(Data listing)
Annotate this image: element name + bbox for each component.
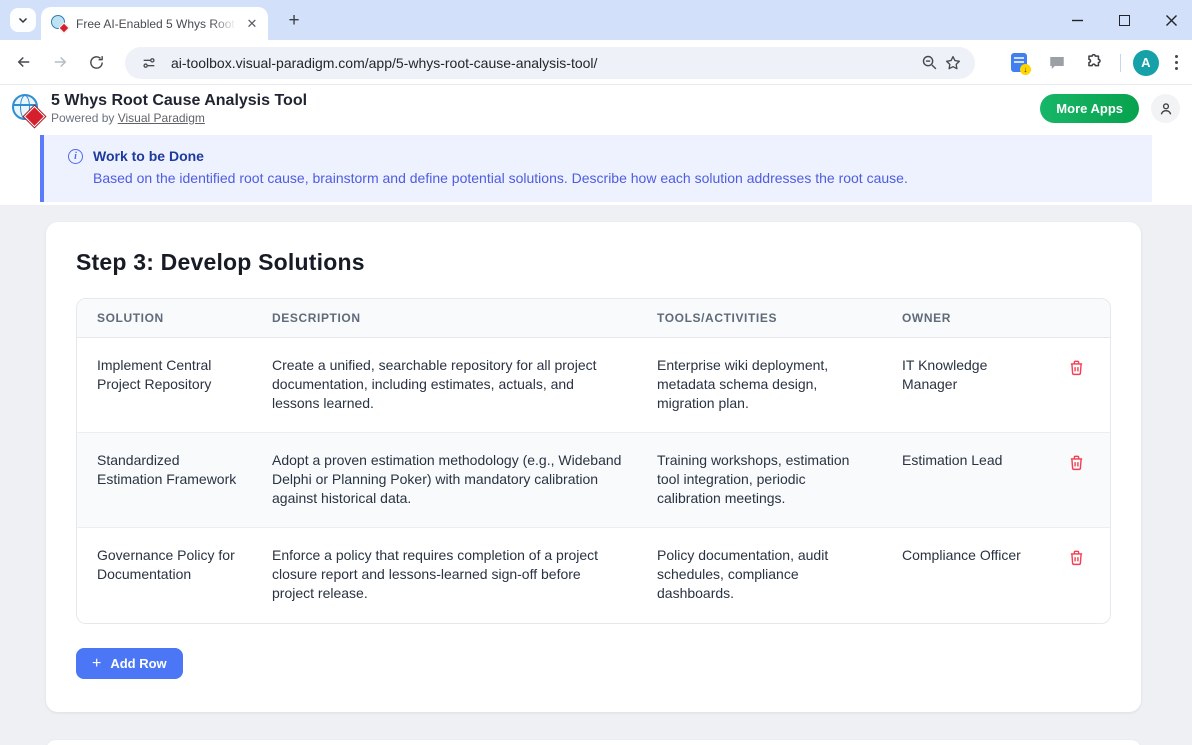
user-account-button[interactable] bbox=[1151, 94, 1180, 123]
tab-close-icon[interactable]: ✕ bbox=[244, 16, 260, 32]
next-section-card bbox=[46, 740, 1141, 745]
site-settings-icon[interactable] bbox=[137, 51, 161, 75]
browser-menu-button[interactable] bbox=[1171, 51, 1182, 74]
table-row: Standardized Estimation Framework Adopt … bbox=[77, 433, 1110, 528]
bookmark-star-icon[interactable] bbox=[941, 51, 965, 75]
trash-icon bbox=[1068, 549, 1085, 566]
add-row-label: Add Row bbox=[110, 656, 166, 671]
add-row-button[interactable]: + Add Row bbox=[76, 648, 183, 679]
table-row: Governance Policy for Documentation Enfo… bbox=[77, 528, 1110, 623]
app-logo-icon bbox=[12, 93, 43, 124]
cell-solution[interactable]: Implement Central Project Repository bbox=[77, 338, 252, 432]
site-favicon-icon bbox=[51, 15, 68, 32]
visual-paradigm-link[interactable]: Visual Paradigm bbox=[118, 111, 205, 125]
cell-tools[interactable]: Training workshops, estimation tool inte… bbox=[637, 433, 882, 527]
cell-owner[interactable]: Estimation Lead bbox=[882, 433, 1042, 527]
cell-description[interactable]: Adopt a proven estimation methodology (e… bbox=[252, 433, 637, 527]
toolbar-separator bbox=[1120, 54, 1121, 72]
column-header-description: DESCRIPTION bbox=[252, 299, 637, 337]
app-title: 5 Whys Root Cause Analysis Tool bbox=[51, 92, 307, 110]
cell-owner[interactable]: IT Knowledge Manager bbox=[882, 338, 1042, 432]
cell-tools[interactable]: Enterprise wiki deployment, metadata sch… bbox=[637, 338, 882, 432]
browser-toolbar: ai-toolbox.visual-paradigm.com/app/5-why… bbox=[0, 40, 1192, 85]
powered-by: Powered by Visual Paradigm bbox=[51, 111, 307, 125]
reader-extension-icon[interactable]: ↓ bbox=[1006, 50, 1032, 76]
table-row: Implement Central Project Repository Cre… bbox=[77, 338, 1110, 433]
cell-owner[interactable]: Compliance Officer bbox=[882, 528, 1042, 623]
column-header-owner: OWNER bbox=[882, 299, 1042, 337]
info-icon: i bbox=[68, 149, 83, 164]
powered-by-text: Powered by bbox=[51, 111, 114, 125]
close-icon bbox=[1165, 14, 1178, 27]
delete-row-button[interactable] bbox=[1067, 454, 1085, 472]
browser-tab-strip: Free AI-Enabled 5 Whys Root C ✕ + bbox=[0, 0, 1192, 40]
cell-solution[interactable]: Standardized Estimation Framework bbox=[77, 433, 252, 527]
window-close-button[interactable] bbox=[1164, 13, 1178, 27]
delete-row-button[interactable] bbox=[1067, 359, 1085, 377]
url-text[interactable]: ai-toolbox.visual-paradigm.com/app/5-why… bbox=[171, 55, 917, 71]
app-title-block: 5 Whys Root Cause Analysis Tool Powered … bbox=[51, 92, 307, 125]
plus-icon: + bbox=[92, 655, 101, 673]
cell-solution[interactable]: Governance Policy for Documentation bbox=[77, 528, 252, 623]
delete-row-button[interactable] bbox=[1067, 549, 1085, 567]
cell-description[interactable]: Create a unified, searchable repository … bbox=[252, 338, 637, 432]
column-header-actions bbox=[1042, 299, 1110, 337]
window-controls bbox=[1070, 0, 1178, 40]
trash-icon bbox=[1068, 359, 1085, 376]
feedback-extension-icon[interactable] bbox=[1044, 50, 1070, 76]
banner-description: Based on the identified root cause, brai… bbox=[93, 170, 1152, 186]
back-arrow-icon bbox=[15, 53, 33, 71]
page-title: Step 3: Develop Solutions bbox=[76, 249, 1111, 276]
banner-section: i Work to be Done Based on the identifie… bbox=[0, 132, 1192, 205]
column-header-tools: TOOLS/ACTIVITIES bbox=[637, 299, 882, 337]
browser-tab[interactable]: Free AI-Enabled 5 Whys Root C ✕ bbox=[41, 7, 268, 40]
address-bar[interactable]: ai-toolbox.visual-paradigm.com/app/5-why… bbox=[125, 47, 975, 79]
reload-icon bbox=[88, 54, 105, 71]
header-actions: More Apps bbox=[1040, 94, 1180, 123]
tab-title: Free AI-Enabled 5 Whys Root C bbox=[76, 17, 236, 31]
step-3-card: Step 3: Develop Solutions SOLUTION DESCR… bbox=[46, 222, 1141, 712]
window-minimize-button[interactable] bbox=[1070, 13, 1084, 27]
maximize-icon bbox=[1119, 15, 1130, 26]
column-header-solution: SOLUTION bbox=[77, 299, 252, 337]
app-header: 5 Whys Root Cause Analysis Tool Powered … bbox=[0, 85, 1192, 132]
forward-button[interactable] bbox=[46, 48, 74, 76]
banner-title: Work to be Done bbox=[93, 148, 204, 164]
cell-description[interactable]: Enforce a policy that requires completio… bbox=[252, 528, 637, 623]
extensions-area: ↓ A bbox=[1006, 40, 1182, 85]
window-maximize-button[interactable] bbox=[1117, 13, 1131, 27]
work-to-be-done-banner: i Work to be Done Based on the identifie… bbox=[40, 135, 1152, 202]
extensions-puzzle-icon[interactable] bbox=[1082, 50, 1108, 76]
table-header-row: SOLUTION DESCRIPTION TOOLS/ACTIVITIES OW… bbox=[77, 299, 1110, 338]
main-content: Step 3: Develop Solutions SOLUTION DESCR… bbox=[0, 205, 1192, 745]
profile-avatar[interactable]: A bbox=[1133, 50, 1159, 76]
back-button[interactable] bbox=[10, 48, 38, 76]
cell-tools[interactable]: Policy documentation, audit schedules, c… bbox=[637, 528, 882, 623]
solutions-table: SOLUTION DESCRIPTION TOOLS/ACTIVITIES OW… bbox=[76, 298, 1111, 624]
trash-icon bbox=[1068, 454, 1085, 471]
zoom-level-icon[interactable] bbox=[917, 51, 941, 75]
new-tab-button[interactable]: + bbox=[282, 9, 306, 33]
minimize-icon bbox=[1071, 14, 1084, 27]
tab-search-button[interactable] bbox=[10, 8, 36, 32]
more-apps-button[interactable]: More Apps bbox=[1040, 94, 1139, 123]
forward-arrow-icon bbox=[51, 53, 69, 71]
chevron-down-icon bbox=[17, 14, 29, 26]
person-icon bbox=[1158, 101, 1174, 117]
reload-button[interactable] bbox=[82, 48, 110, 76]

### WHAT IS EXPECTED:
Return all of the lines above unchanged, and omit the pictures.

### ANSWER BELOW:
Annotate this image: element name + bbox for each component.
user-account-button[interactable] bbox=[1151, 94, 1180, 123]
tab-close-icon[interactable]: ✕ bbox=[244, 16, 260, 32]
next-section-card bbox=[46, 740, 1141, 745]
site-settings-icon[interactable] bbox=[137, 51, 161, 75]
browser-menu-button[interactable] bbox=[1171, 51, 1182, 74]
table-row: Standardized Estimation Framework Adopt … bbox=[77, 433, 1110, 528]
bookmark-star-icon[interactable] bbox=[941, 51, 965, 75]
trash-icon bbox=[1068, 549, 1085, 566]
add-row-label: Add Row bbox=[110, 656, 166, 671]
add-row-button[interactable]: + Add Row bbox=[76, 648, 183, 679]
table-row: Governance Policy for Documentation Enfo… bbox=[77, 528, 1110, 623]
app-logo-icon bbox=[12, 93, 43, 124]
cell-solution[interactable]: Implement Central Project Repository bbox=[77, 338, 252, 432]
site-favicon-icon bbox=[51, 15, 68, 32]
visual-paradigm-link[interactable]: Visual Paradigm bbox=[118, 111, 205, 125]
cell-tools[interactable]: Training workshops, estimation tool inte… bbox=[637, 433, 882, 527]
cell-owner[interactable]: Estimation Lead bbox=[882, 433, 1042, 527]
cell-description[interactable]: Adopt a proven estimation methodology (e… bbox=[252, 433, 637, 527]
toolbar-separator bbox=[1120, 54, 1121, 72]
column-header-description: DESCRIPTION bbox=[252, 299, 637, 337]
app-title: 5 Whys Root Cause Analysis Tool bbox=[51, 92, 307, 110]
cell-owner[interactable]: IT Knowledge Manager bbox=[882, 338, 1042, 432]
cell-tools[interactable]: Enterprise wiki deployment, metadata sch… bbox=[637, 338, 882, 432]
browser-toolbar: ai-toolbox.visual-paradigm.com/app/5-why… bbox=[0, 40, 1192, 85]
powered-by: Powered by Visual Paradigm bbox=[51, 111, 307, 125]
reader-extension-icon[interactable]: ↓ bbox=[1006, 50, 1032, 76]
table-row: Implement Central Project Repository Cre… bbox=[77, 338, 1110, 433]
cell-owner[interactable]: Compliance Officer bbox=[882, 528, 1042, 623]
column-header-owner: OWNER bbox=[882, 299, 1042, 337]
info-icon: i bbox=[68, 149, 83, 164]
powered-by-text: Powered by bbox=[51, 111, 114, 125]
close-icon bbox=[1165, 14, 1178, 27]
delete-row-button[interactable] bbox=[1067, 454, 1085, 472]
browser-tab-strip: Free AI-Enabled 5 Whys Root C ✕ + bbox=[0, 0, 1192, 40]
cell-solution[interactable]: Standardized Estimation Framework bbox=[77, 433, 252, 527]
window-close-button[interactable] bbox=[1164, 13, 1178, 27]
delete-row-button[interactable] bbox=[1067, 359, 1085, 377]
url-text[interactable]: ai-toolbox.visual-paradigm.com/app/5-why… bbox=[171, 55, 917, 71]
app-title-block: 5 Whys Root Cause Analysis Tool Powered … bbox=[51, 92, 307, 125]
plus-icon: + bbox=[92, 655, 101, 673]
cell-solution[interactable]: Governance Policy for Documentation bbox=[77, 528, 252, 623]
delete-row-button[interactable] bbox=[1067, 549, 1085, 567]
cell-description[interactable]: Create a unified, searchable repository … bbox=[252, 338, 637, 432]
column-header-actions bbox=[1042, 299, 1110, 337]
window-controls bbox=[1070, 0, 1178, 40]
trash-icon bbox=[1068, 359, 1085, 376]
feedback-extension-icon[interactable] bbox=[1044, 50, 1070, 76]
banner-description: Based on the identified root cause, brai… bbox=[93, 170, 1152, 186]
back-arrow-icon bbox=[15, 53, 33, 71]
page-title: Step 3: Develop Solutions bbox=[76, 249, 1111, 276]
banner-section: i Work to be Done Based on the identifie… bbox=[0, 132, 1192, 205]
column-header-tools: TOOLS/ACTIVITIES bbox=[637, 299, 882, 337]
browser-tab[interactable]: Free AI-Enabled 5 Whys Root C ✕ bbox=[41, 7, 268, 40]
address-bar[interactable]: ai-toolbox.visual-paradigm.com/app/5-why… bbox=[125, 47, 975, 79]
reload-icon bbox=[88, 54, 105, 71]
header-actions: More Apps bbox=[1040, 94, 1180, 123]
tab-title: Free AI-Enabled 5 Whys Root C bbox=[76, 17, 236, 31]
step-3-card: Step 3: Develop Solutions SOLUTION DESCR… bbox=[46, 222, 1141, 712]
window-minimize-button[interactable] bbox=[1070, 13, 1084, 27]
maximize-icon bbox=[1119, 15, 1130, 26]
column-header-solution: SOLUTION bbox=[77, 299, 252, 337]
app-header: 5 Whys Root Cause Analysis Tool Powered … bbox=[0, 85, 1192, 132]
forward-button[interactable] bbox=[46, 48, 74, 76]
banner-title: Work to be Done bbox=[93, 148, 204, 164]
cell-description[interactable]: Enforce a policy that requires completio… bbox=[252, 528, 637, 623]
extensions-area: ↓ A bbox=[1006, 40, 1182, 85]
window-maximize-button[interactable] bbox=[1117, 13, 1131, 27]
work-to-be-done-banner: i Work to be Done Based on the identifie… bbox=[40, 135, 1152, 202]
extensions-puzzle-icon[interactable] bbox=[1082, 50, 1108, 76]
table-header-row: SOLUTION DESCRIPTION TOOLS/ACTIVITIES OW… bbox=[77, 299, 1110, 338]
main-content: Step 3: Develop Solutions SOLUTION DESCR… bbox=[0, 205, 1192, 745]
profile-avatar[interactable]: A bbox=[1133, 50, 1159, 76]
back-button[interactable] bbox=[10, 48, 38, 76]
cell-tools[interactable]: Policy documentation, audit schedules, c… bbox=[637, 528, 882, 623]
solutions-table: SOLUTION DESCRIPTION TOOLS/ACTIVITIES OW… bbox=[76, 298, 1111, 624]
trash-icon bbox=[1068, 454, 1085, 471]
zoom-level-icon[interactable] bbox=[917, 51, 941, 75]
new-tab-button[interactable]: + bbox=[282, 9, 306, 33]
minimize-icon bbox=[1071, 14, 1084, 27]
tab-search-button[interactable] bbox=[10, 8, 36, 32]
more-apps-button[interactable]: More Apps bbox=[1040, 94, 1139, 123]
forward-arrow-icon bbox=[51, 53, 69, 71]
chevron-down-icon bbox=[17, 14, 29, 26]
person-icon bbox=[1158, 101, 1174, 117]
reload-button[interactable] bbox=[82, 48, 110, 76]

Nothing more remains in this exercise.